■ INSTRUCTIONS FOR THE TASK
Below are some records. Copy every line in them that holds "true".
### DATA TO USE ###
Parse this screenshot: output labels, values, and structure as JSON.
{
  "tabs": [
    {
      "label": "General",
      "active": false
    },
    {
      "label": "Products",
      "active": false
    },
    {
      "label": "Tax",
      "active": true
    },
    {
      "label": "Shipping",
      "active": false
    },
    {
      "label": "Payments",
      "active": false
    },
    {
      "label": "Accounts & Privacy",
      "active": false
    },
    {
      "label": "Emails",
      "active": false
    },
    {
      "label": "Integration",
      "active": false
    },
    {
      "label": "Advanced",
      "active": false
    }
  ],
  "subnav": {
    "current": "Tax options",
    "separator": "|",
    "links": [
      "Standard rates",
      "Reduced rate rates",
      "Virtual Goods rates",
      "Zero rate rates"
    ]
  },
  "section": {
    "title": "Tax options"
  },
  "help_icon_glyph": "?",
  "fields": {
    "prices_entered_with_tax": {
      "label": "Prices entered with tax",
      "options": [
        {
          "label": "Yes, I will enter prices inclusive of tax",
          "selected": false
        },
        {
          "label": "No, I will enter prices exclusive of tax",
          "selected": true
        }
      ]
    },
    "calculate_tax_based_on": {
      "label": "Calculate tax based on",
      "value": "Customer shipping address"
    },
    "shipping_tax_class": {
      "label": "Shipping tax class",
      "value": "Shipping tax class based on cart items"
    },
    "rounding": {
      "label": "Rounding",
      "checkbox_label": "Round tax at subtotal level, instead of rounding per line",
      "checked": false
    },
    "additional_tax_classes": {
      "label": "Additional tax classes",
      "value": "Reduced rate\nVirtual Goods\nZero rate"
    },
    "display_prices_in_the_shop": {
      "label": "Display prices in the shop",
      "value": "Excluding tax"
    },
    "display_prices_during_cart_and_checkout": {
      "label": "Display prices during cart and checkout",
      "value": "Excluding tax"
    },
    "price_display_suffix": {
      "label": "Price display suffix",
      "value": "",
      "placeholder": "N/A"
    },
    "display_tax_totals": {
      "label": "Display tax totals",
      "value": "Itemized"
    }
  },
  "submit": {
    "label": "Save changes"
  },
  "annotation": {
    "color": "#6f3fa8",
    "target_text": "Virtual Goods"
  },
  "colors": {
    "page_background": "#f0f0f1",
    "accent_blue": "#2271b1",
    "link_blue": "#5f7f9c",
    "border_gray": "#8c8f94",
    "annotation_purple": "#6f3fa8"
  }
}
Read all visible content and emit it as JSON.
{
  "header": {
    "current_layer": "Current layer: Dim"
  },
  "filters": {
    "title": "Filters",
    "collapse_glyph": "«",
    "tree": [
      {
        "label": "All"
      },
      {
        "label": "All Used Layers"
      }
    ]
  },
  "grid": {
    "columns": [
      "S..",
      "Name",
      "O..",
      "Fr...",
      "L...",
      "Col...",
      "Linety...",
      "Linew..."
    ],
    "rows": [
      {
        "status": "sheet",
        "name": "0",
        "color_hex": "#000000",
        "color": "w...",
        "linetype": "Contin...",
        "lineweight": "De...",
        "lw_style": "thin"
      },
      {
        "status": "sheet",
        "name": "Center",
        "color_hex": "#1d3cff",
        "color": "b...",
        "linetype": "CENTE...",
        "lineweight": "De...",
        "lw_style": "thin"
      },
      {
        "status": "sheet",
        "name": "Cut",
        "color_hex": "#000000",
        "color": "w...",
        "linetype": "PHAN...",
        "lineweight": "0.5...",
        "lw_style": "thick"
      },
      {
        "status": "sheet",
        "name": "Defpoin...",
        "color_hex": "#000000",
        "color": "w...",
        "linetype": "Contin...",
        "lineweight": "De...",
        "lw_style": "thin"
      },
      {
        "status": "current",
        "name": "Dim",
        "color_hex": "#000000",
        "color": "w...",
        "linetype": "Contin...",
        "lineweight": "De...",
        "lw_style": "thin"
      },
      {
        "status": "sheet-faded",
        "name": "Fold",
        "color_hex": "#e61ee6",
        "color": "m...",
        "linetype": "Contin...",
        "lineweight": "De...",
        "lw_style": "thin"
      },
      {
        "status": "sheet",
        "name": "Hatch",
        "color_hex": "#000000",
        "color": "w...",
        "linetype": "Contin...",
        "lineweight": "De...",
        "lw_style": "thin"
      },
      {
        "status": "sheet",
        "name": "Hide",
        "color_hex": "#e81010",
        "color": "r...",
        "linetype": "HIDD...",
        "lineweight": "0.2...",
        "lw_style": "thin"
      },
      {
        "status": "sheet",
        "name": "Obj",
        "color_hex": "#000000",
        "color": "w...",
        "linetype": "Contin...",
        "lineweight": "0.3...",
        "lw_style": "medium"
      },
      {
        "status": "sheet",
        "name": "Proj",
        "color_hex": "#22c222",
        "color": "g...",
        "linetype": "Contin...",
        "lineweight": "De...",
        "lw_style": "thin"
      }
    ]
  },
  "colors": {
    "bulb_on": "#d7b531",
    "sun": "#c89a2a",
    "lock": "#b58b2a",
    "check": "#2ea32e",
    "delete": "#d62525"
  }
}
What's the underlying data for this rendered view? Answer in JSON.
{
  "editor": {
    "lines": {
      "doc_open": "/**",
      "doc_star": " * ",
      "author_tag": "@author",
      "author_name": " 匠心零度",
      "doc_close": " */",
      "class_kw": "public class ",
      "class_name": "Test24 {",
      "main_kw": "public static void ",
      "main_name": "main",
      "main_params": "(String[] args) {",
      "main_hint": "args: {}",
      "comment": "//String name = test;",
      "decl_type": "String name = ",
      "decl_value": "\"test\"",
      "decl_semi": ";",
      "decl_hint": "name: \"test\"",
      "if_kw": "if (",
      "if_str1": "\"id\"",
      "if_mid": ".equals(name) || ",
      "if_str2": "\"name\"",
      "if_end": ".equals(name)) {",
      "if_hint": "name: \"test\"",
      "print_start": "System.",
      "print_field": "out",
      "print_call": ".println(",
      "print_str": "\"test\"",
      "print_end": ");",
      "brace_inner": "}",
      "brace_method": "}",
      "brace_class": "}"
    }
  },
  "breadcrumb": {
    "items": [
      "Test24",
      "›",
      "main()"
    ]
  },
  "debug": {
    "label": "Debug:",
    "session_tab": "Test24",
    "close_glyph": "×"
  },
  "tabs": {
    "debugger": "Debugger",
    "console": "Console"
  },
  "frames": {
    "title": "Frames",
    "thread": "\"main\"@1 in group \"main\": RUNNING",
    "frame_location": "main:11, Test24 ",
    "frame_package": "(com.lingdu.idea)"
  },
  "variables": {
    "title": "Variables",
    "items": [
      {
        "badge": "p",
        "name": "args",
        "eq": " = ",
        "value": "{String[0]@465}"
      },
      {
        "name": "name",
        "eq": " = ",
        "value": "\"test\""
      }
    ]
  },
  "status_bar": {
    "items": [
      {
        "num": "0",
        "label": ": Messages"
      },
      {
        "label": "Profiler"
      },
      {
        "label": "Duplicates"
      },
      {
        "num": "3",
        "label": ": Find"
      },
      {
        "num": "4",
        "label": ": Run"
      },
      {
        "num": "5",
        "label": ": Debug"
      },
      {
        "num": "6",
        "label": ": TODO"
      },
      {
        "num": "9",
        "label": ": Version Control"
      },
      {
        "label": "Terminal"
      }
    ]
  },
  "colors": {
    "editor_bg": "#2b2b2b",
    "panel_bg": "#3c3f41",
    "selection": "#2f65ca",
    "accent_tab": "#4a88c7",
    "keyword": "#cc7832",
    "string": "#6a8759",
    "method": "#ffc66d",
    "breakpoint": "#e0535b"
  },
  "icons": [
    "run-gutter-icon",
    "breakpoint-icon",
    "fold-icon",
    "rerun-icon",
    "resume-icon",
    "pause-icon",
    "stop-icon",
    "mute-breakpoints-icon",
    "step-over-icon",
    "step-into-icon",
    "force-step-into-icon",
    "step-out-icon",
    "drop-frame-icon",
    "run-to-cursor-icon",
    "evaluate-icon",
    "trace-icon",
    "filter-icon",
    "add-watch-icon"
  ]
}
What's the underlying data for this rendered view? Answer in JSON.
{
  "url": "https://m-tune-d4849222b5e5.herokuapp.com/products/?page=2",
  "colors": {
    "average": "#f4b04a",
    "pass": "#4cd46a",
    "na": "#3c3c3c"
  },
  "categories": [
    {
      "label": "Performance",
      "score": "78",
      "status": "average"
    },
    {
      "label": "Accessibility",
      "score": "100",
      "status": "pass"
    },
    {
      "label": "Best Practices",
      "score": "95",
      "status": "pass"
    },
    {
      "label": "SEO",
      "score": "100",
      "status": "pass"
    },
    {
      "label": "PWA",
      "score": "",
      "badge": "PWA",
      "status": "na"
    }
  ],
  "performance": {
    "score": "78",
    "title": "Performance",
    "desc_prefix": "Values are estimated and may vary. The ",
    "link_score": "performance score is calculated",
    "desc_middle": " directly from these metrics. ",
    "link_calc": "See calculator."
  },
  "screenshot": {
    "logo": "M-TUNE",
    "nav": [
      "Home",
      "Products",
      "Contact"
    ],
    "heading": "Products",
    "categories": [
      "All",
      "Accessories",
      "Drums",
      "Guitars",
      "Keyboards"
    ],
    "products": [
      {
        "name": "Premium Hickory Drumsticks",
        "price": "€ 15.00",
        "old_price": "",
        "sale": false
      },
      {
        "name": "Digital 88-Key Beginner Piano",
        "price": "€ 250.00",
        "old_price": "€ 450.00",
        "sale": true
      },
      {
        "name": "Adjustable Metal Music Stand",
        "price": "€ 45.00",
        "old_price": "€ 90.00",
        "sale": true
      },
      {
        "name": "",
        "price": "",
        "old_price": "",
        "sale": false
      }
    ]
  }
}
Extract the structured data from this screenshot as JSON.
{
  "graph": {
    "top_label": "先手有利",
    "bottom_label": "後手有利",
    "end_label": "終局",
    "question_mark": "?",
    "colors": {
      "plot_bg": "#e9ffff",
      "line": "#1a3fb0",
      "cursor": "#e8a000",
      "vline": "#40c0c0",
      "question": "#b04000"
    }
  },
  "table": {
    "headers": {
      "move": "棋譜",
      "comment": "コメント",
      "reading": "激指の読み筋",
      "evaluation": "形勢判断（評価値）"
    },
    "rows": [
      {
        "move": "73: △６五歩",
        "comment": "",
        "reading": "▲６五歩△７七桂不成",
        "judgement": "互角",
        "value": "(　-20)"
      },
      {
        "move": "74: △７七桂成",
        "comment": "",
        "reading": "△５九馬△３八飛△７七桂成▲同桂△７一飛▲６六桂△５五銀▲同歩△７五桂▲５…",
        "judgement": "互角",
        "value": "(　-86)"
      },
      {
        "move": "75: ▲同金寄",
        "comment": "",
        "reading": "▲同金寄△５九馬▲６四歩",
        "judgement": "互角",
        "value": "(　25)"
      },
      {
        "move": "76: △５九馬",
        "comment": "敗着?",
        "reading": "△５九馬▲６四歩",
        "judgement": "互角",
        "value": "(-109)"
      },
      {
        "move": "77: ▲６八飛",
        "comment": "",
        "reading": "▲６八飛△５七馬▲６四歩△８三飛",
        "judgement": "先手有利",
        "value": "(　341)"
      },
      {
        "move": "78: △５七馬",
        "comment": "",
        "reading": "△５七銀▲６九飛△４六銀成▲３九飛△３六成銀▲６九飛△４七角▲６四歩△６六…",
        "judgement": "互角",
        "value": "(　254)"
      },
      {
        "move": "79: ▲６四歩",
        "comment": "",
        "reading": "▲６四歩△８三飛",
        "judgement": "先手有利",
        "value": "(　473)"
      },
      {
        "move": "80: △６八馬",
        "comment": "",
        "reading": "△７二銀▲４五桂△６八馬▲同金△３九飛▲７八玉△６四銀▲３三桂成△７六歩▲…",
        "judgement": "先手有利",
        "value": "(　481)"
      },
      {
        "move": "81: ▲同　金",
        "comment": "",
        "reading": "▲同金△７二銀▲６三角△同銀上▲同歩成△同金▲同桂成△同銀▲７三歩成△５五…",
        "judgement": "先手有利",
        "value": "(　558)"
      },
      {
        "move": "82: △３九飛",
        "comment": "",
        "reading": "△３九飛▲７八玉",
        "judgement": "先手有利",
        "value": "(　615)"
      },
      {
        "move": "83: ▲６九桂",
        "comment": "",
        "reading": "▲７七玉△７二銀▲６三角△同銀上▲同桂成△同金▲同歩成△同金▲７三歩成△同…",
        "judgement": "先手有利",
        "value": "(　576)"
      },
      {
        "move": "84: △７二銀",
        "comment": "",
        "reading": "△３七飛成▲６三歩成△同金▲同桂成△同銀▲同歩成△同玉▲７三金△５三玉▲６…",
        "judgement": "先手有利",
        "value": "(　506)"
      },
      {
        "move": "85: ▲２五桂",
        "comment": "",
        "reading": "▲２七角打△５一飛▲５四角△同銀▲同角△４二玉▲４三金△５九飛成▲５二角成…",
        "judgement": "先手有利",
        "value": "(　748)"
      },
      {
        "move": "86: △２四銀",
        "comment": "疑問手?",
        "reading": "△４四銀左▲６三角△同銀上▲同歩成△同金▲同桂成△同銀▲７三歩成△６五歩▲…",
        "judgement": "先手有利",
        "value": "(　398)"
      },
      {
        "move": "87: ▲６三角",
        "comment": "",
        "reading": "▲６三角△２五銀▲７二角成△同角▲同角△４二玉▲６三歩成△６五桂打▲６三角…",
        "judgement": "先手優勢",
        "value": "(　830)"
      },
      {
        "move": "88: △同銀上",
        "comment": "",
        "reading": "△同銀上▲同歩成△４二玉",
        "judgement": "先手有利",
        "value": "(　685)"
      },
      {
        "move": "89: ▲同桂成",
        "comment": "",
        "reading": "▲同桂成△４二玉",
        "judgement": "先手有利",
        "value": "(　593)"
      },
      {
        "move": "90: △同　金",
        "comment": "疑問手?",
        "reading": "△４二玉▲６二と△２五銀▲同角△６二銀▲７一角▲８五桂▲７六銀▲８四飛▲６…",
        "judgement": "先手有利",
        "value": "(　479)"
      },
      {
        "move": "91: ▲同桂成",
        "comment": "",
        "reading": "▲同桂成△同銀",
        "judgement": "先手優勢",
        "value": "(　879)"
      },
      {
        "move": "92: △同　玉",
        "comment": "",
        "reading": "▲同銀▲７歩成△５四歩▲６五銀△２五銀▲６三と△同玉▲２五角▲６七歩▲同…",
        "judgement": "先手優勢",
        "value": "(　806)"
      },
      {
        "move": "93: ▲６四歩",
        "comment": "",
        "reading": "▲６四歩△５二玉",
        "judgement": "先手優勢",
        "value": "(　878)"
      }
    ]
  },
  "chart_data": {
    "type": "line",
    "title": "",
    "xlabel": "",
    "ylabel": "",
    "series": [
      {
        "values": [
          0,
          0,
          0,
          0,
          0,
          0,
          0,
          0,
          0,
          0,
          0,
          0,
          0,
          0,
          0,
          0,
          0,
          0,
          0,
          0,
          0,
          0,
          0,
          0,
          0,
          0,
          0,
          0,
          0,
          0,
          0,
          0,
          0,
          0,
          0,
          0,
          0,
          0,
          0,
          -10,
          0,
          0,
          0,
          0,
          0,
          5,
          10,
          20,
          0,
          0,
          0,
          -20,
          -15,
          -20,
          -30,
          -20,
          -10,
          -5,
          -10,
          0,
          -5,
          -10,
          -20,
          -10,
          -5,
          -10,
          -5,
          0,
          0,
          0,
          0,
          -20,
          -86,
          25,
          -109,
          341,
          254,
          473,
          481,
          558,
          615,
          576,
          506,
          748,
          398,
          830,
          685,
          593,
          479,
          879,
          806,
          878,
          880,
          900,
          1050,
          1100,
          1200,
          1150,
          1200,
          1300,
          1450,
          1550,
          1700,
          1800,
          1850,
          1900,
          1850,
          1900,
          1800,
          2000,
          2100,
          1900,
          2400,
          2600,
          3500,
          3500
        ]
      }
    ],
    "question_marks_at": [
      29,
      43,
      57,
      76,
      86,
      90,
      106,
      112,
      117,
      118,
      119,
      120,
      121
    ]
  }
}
###
■ WRITTEN REPLY
      "active": true
          "selected": true
        "sale": true
        "sale": true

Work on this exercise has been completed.